__Stored entries__
-- Begin --

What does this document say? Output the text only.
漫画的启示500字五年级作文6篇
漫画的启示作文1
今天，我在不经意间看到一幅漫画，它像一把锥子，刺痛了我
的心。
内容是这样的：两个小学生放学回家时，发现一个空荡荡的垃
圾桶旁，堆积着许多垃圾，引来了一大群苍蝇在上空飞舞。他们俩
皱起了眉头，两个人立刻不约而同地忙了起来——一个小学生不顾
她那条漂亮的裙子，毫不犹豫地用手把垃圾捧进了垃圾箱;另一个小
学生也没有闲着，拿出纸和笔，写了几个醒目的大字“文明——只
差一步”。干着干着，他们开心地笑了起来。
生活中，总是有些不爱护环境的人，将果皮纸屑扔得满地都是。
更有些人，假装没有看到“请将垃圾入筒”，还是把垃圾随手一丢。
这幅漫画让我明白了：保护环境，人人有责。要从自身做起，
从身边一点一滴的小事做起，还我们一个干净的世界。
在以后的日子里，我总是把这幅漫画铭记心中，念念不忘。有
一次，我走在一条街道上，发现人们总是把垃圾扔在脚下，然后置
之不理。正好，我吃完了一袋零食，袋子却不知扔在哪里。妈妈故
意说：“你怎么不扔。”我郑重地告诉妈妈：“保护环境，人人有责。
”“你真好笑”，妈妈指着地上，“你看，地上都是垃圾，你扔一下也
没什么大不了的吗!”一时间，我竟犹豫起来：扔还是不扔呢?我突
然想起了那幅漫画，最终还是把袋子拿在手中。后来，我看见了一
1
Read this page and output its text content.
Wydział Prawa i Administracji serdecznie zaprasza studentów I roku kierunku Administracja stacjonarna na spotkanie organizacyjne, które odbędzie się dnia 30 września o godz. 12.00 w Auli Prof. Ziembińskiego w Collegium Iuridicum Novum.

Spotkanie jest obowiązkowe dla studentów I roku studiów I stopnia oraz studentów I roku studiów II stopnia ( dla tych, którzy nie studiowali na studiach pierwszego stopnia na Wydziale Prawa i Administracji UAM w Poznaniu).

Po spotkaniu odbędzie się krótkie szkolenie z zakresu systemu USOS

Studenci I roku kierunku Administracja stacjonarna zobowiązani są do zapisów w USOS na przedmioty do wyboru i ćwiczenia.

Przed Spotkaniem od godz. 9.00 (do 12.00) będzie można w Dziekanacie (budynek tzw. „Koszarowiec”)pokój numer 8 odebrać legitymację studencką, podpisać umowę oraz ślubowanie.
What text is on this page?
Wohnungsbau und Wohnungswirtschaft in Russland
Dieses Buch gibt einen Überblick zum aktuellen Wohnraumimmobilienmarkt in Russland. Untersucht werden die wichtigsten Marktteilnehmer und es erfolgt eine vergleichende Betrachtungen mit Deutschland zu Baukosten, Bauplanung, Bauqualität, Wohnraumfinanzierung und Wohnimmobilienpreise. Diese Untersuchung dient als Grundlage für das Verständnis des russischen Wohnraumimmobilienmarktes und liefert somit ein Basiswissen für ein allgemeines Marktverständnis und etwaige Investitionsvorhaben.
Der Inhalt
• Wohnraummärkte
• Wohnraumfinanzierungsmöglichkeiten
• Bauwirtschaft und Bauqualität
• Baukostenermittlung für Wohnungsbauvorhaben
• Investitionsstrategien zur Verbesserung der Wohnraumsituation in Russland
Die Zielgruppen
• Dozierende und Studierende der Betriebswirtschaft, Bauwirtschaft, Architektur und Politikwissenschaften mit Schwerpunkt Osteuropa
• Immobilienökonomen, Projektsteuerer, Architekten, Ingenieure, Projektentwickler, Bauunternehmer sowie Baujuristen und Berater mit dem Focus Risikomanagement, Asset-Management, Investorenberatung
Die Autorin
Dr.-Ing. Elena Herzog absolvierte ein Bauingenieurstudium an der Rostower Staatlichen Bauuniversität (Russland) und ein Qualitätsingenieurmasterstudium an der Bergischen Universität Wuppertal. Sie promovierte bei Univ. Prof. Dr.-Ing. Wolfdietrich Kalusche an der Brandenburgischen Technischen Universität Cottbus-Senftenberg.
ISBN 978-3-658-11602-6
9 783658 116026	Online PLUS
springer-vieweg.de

-- End --

__GIVEN TASK__
Using the entries above, return each line in which the word "godz" occurs.

__ANSWER IN FULL__
Wydział Prawa i Administracji serdecznie zaprasza studentów I roku kierunku Administracja stacjonarna na spotkanie organizacyjne, które odbędzie się dnia 30 września o godz. 12.00 w Auli Prof. Ziembińskiego w Collegium Iuridicum Novum.
Przed Spotkaniem od godz. 9.00 (do 12.00) będzie można w Dziekanacie (budynek tzw. „Koszarowiec”)pokój numer 8 odebrać legitymację studencką, podpisać umowę oraz ślubowanie.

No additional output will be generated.